### REQUIRED TASK
Nothing may be dropped or altered: reproduce all the data.

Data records
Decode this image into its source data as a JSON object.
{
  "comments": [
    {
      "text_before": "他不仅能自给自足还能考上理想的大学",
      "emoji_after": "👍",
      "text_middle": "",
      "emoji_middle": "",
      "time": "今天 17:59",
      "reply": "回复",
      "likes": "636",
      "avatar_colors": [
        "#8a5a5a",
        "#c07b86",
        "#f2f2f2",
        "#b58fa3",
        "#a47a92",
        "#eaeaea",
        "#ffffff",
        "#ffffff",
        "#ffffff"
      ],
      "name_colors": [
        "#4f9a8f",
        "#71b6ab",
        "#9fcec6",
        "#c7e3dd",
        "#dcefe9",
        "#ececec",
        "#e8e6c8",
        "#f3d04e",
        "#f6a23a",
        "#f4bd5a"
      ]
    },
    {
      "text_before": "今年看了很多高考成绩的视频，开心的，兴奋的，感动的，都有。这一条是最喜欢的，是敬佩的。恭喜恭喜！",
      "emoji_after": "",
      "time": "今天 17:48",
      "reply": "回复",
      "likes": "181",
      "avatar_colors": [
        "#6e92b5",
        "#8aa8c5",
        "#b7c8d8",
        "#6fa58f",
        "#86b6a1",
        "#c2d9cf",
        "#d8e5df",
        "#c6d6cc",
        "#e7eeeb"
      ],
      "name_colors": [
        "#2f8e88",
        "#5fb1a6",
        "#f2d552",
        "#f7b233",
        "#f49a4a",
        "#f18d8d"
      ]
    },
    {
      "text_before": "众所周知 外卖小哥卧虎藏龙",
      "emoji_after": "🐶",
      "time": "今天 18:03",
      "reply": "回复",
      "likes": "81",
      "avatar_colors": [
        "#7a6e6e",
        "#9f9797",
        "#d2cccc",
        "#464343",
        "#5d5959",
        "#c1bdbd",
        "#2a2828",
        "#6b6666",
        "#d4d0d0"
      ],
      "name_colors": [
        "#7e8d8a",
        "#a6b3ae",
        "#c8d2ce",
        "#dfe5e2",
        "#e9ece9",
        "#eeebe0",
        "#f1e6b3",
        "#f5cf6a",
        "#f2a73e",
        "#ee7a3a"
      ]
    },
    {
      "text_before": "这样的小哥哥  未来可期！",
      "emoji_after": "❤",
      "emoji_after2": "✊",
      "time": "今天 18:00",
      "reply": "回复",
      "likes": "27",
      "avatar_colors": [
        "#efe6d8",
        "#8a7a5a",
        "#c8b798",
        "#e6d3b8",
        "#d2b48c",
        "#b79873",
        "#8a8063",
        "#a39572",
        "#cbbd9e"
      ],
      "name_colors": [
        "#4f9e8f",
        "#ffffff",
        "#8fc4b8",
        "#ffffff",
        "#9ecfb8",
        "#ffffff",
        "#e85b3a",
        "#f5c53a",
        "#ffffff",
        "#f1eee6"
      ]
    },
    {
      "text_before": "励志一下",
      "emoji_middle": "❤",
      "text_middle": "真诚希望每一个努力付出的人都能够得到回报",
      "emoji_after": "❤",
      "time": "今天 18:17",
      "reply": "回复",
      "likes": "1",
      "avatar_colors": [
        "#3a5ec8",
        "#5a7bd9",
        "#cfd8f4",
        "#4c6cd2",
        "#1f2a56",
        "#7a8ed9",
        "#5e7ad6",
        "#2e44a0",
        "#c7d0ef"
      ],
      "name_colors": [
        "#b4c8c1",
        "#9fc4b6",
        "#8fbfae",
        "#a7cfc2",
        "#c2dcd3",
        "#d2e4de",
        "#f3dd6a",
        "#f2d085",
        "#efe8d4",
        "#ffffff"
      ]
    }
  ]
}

### RESPONSE FOR THIS EXERCISE
Decode this image into its source data as a JSON object.
{
  "comments": [
    {
      "text_before": "他不仅能自给自足还能考上理想的大学",
      "emoji_after": "👍",
      "text_middle": "",
      "emoji_middle": "",
      "time": "今天 17:59",
      "reply": "回复",
      "likes": "636",
      "avatar_colors": [
        "#8a5a5a",
        "#c07b86",
        "#f2f2f2",
        "#b58fa3",
        "#a47a92",
        "#eaeaea",
        "#ffffff",
        "#ffffff",
        "#ffffff"
      ],
      "name_colors": [
        "#4f9a8f",
        "#71b6ab",
        "#9fcec6",
        "#c7e3dd",
        "#dcefe9",
        "#ececec",
        "#e8e6c8",
        "#f3d04e",
        "#f6a23a",
        "#f4bd5a"
      ]
    },
    {
      "text_before": "今年看了很多高考成绩的视频，开心的，兴奋的，感动的，都有。这一条是最喜欢的，是敬佩的。恭喜恭喜！",
      "emoji_after": "",
      "time": "今天 17:48",
      "reply": "回复",
      "likes": "181",
      "avatar_colors": [
        "#6e92b5",
        "#8aa8c5",
        "#b7c8d8",
        "#6fa58f",
        "#86b6a1",
        "#c2d9cf",
        "#d8e5df",
        "#c6d6cc",
        "#e7eeeb"
      ],
      "name_colors": [
        "#2f8e88",
        "#5fb1a6",
        "#f2d552",
        "#f7b233",
        "#f49a4a",
        "#f18d8d"
      ]
    },
    {
      "text_before": "众所周知 外卖小哥卧虎藏龙",
      "emoji_after": "🐶",
      "time": "今天 18:03",
      "reply": "回复",
      "likes": "81",
      "avatar_colors": [
        "#7a6e6e",
        "#9f9797",
        "#d2cccc",
        "#464343",
        "#5d5959",
        "#c1bdbd",
        "#2a2828",
        "#6b6666",
        "#d4d0d0"
      ],
      "name_colors": [
        "#7e8d8a",
        "#a6b3ae",
        "#c8d2ce",
        "#dfe5e2",
        "#e9ece9",
        "#eeebe0",
        "#f1e6b3",
        "#f5cf6a",
        "#f2a73e",
        "#ee7a3a"
      ]
    },
    {
      "text_before": "这样的小哥哥  未来可期！",
      "emoji_after": "❤",
      "emoji_after2": "✊",
      "time": "今天 18:00",
      "reply": "回复",
      "likes": "27",
      "avatar_colors": [
        "#efe6d8",
        "#8a7a5a",
        "#c8b798",
        "#e6d3b8",
        "#d2b48c",
        "#b79873",
        "#8a8063",
        "#a39572",
        "#cbbd9e"
      ],
      "name_colors": [
        "#4f9e8f",
        "#ffffff",
        "#8fc4b8",
        "#ffffff",
        "#9ecfb8",
        "#ffffff",
        "#e85b3a",
        "#f5c53a",
        "#ffffff",
        "#f1eee6"
      ]
    },
    {
      "text_before": "励志一下",
      "emoji_middle": "❤",
      "text_middle": "真诚希望每一个努力付出的人都能够得到回报",
      "emoji_after": "❤",
      "time": "今天 18:17",
      "reply": "回复",
      "likes": "1",
      "avatar_colors": [
        "#3a5ec8",
        "#5a7bd9",
        "#cfd8f4",
        "#4c6cd2",
        "#1f2a56",
        "#7a8ed9",
        "#5e7ad6",
        "#2e44a0",
        "#c7d0ef"
      ],
      "name_colors": [
        "#b4c8c1",
        "#9fc4b6",
        "#8fbfae",
        "#a7cfc2",
        "#c2dcd3",
        "#d2e4de",
        "#f3dd6a",
        "#f2d085",
        "#efe8d4",
        "#ffffff"
      ]
    }
  ]
}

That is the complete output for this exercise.